The project of 2021 NYCU-Taipei iGEM Team—“NATTO IT OUT”, presents a gene-edited E. coli Nissle 1917 (EcN) product that could produce Nattokinase and could also be remote-controlled by an optogenetic system. Nattokinase has proven to be a good thrombolytic agent; therefore, it could serve as a promising supplement to prevent cardiovascular diseases [1, 2, 3]. Our project specifically targets groups at high risk of deep vein thrombosis (DVT). Our project “NATTO IT OUT” aims to “use Nattokinase to wipe out thrombosis”.
"NATTO IT OUT" aims to carry out an effective prevention method for cardiovascular diseases, the top cause of death worldwide, especially deep vein thrombosis (DVT).
Deep vein thrombosis is developed from blood clots in the veins of lower limbs, causing pain, swelling, tenderness, redness, warmth, and impeding of the blood flow. The swelling compresses the arteries, hindering the transport of oxygen and nutrition. This causes tissue necrosis, putting patients at risk of amputation. DVT can develop fatal complications, such as pulmonary embolism (PE). PE occurs when blood clots partially or totally detach from the vascular wall and be carried to lung arteries. It lodges the bloodstream of the lungs, resulting in damage of the lungs or other organs [4, 5]. According to statistics, “Of all PE patients, 25% would die suddenly, 23% would die within 3 months, 30% would die after 6 months, and the overall mortality rate is 37% 1 year after being diagnosed” . Thus, DVT is a disease that couldn’t be ignored.
Nattokinase is a serine protease extracted from the Japanese traditional food Natto, which is processed from fermenting soybeans with B. subtilis. It has strong fibrinolytic ability, breaking down thrombi and fibrin by cleavage of cross-linked fibrin [2, 7]. Hence, studies have shown that it could lower the risk of thrombosis. Moreover, it is also demonstrated that Nattokinase has antihypertensive, anti-atherosclerotic, lipid-lowering, antiplatelet, and neuroprotective effects, which makes it a hopeful preventive drug for multiple cardiovascular diseases . Our project mainly focuses on its thrombolysis effect on DVT. As a natural supplement, Nattokinase barely has adverse effects compared to medicines used to treat deep vein thrombosis, such as Heparin, Warfarin, and Rivaroxaban [8, 9].
Despite the severity of deep vein thrombosis and its complications, there still isn’t a convenient and handy device for people with high risk of thrombosis to test at home, anytime. Therefore, NYCU iGEM team developed a compact system, which detects the d-dimer in one’s saliva.

## Problem set
a - In the NATTO IT OUT project text, what does the team's compact system detect?
b - Write out the NATTO IT OUT project text from "Deep vein thrombosis is" to "couldn’t be ignored.".
c - Pick up the NATTO IT OUT project text at the point where it stops and keep writing.
The lines after this text can be ignored.

## Source information
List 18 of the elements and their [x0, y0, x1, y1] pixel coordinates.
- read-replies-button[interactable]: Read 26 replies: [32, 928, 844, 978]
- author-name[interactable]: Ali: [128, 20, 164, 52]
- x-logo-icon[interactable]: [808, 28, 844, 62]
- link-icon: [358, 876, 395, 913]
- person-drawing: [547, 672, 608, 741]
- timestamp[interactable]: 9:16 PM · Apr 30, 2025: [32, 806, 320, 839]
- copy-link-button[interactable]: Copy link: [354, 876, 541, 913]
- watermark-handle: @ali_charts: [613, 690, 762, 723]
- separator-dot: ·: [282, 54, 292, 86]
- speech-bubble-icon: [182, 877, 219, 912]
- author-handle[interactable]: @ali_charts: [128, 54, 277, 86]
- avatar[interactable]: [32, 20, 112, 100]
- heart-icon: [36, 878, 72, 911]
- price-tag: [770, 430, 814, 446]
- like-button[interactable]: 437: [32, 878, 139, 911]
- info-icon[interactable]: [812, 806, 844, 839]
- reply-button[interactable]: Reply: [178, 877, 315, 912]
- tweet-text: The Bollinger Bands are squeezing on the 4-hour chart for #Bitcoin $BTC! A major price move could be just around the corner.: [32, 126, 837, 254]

## Responses for each task
a - It detects d-dimer in a person's saliva.

b -
Deep vein thrombosis is developed from blood clots in the veins of lower limbs, causing pain, swelling, tenderness, redness, warmth, and impeding of the blood flow. The swelling compresses the arteries, hindering the transport of oxygen and nutrition. This causes tissue necrosis, putting patients at risk of amputation. DVT can develop fatal complications, such as pulmonary embolism (PE). PE occurs when blood clots partially or totally detach from the vascular wall and be carried to lung arteries. It lodges the bloodstream of the lungs, resulting in damage of the lungs or other organs [4, 5]. According to statistics, “Of all PE patients, 25% would die suddenly, 23% would die within 3 months, 30% would die after 6 months, and the overall mortality rate is 37% 1 year after being diagnosed” . Thus, DVT is a disease that couldn’t be ignored.

c -
D-dimer, a product derived from the degradation of thrombi, is clinically used for initial detection of deep vein thrombosis risk [10, 11]. We developed a home-aid testing kit to test the absorbance intensity of d-dimer in one’s saliva; next, the absorbance intensity signal would be converted into the concentration of d-dimer in the saliva and sent to an app. After the signal was collected, the person’s thrombosis risk and recommended dosage of Nattokinase would be calculated and displayed on the app.
To prevent deep vein thrombosis, one has to be “active”, and exercise their limbs more often. Even so, people with higher risk of thrombosis are mostly bedridden patients and the elderly.
In addition, studies have shown that if a person stops the treatment for unprovoked thrombosis for 6 months, the re-occurrence of thrombosis is approximately 20% for the first 4 years and 30% for 10 years . Hence, it is important for those who have developed unprovoked thrombosis, and those with high risk of deep vein thrombosis to take drugs on a regular basis. To make this simpler, we devised E. coli live biotherapeutic products (LBP) that could consistently produce Nattokinase in the small intestine. In this way, there would be constant release of Nattokinase in the intestine of those who take our product.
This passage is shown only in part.